Collection entries
----------------
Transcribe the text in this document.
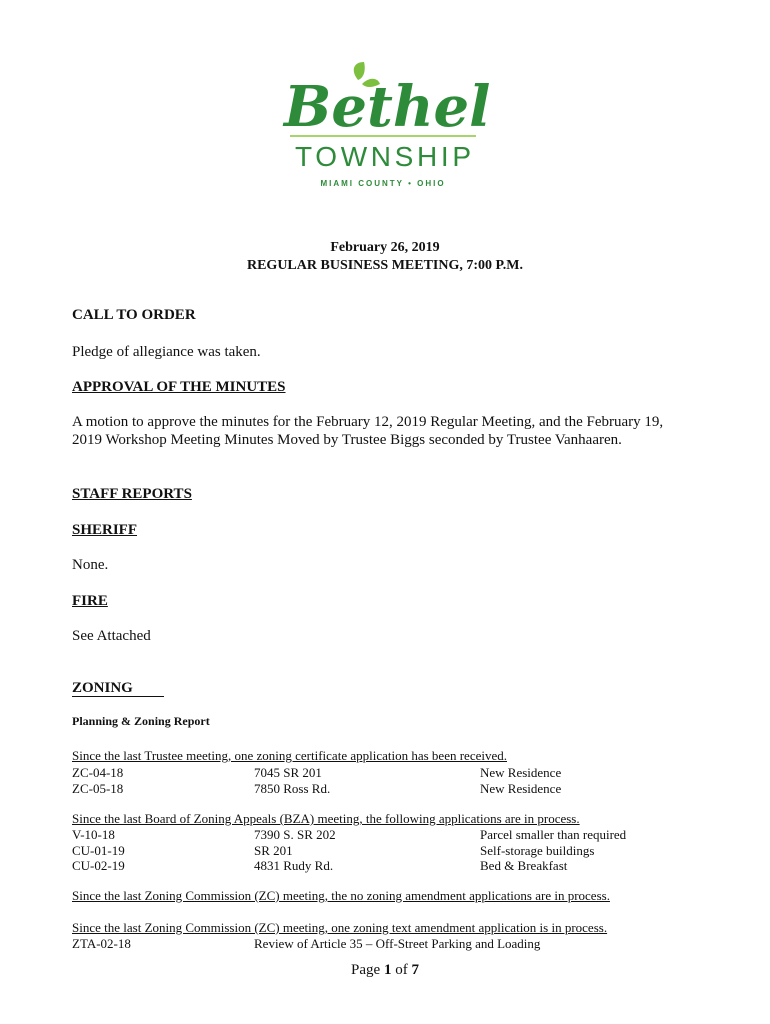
Bethel
TOWNSHIP
MIAMI COUNTY • OHIO
February 26, 2019
REGULAR BUSINESS MEETING, 7:00 P.M.
CALL TO ORDER
Pledge of allegiance was taken.
APPROVAL OF THE MINUTES
A motion to approve the minutes for the February 12, 2019 Regular Meeting, and the February 19,
2019 Workshop Meeting Minutes Moved by Trustee Biggs seconded by Trustee Vanhaaren.
STAFF REPORTS
SHERIFF
None.
FIRE
See Attached
ZONING
Planning & Zoning Report
Since the last Trustee meeting, one zoning certificate application has been received.
ZC-04-18	7045 SR 201	New Residence
ZC-05-18	7850 Ross Rd.	New Residence
Since the last Board of Zoning Appeals (BZA) meeting, the following applications are in process.
V-10-18	7390 S. SR 202	Parcel smaller than required
CU-01-19	SR 201	Self-storage buildings
CU-02-19	4831 Rudy Rd.	Bed & Breakfast
Since the last Zoning Commission (ZC) meeting, the no zoning amendment applications are in process.
Since the last Zoning Commission (ZC) meeting, one zoning text amendment application is in process.
ZTA-02-18	Review of Article 35 – Off-Street Parking and Loading
Page 1 of 7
----------------
Collect, from the material above, every line containing the word "Since".

■ Correct result:
Since the last Trustee meeting, one zoning certificate application has been received.
Since the last Board of Zoning Appeals (BZA) meeting, the following applications are in process.
Since the last Zoning Commission (ZC) meeting, the no zoning amendment applications are in process.
Since the last Zoning Commission (ZC) meeting, one zoning text amendment application is in process.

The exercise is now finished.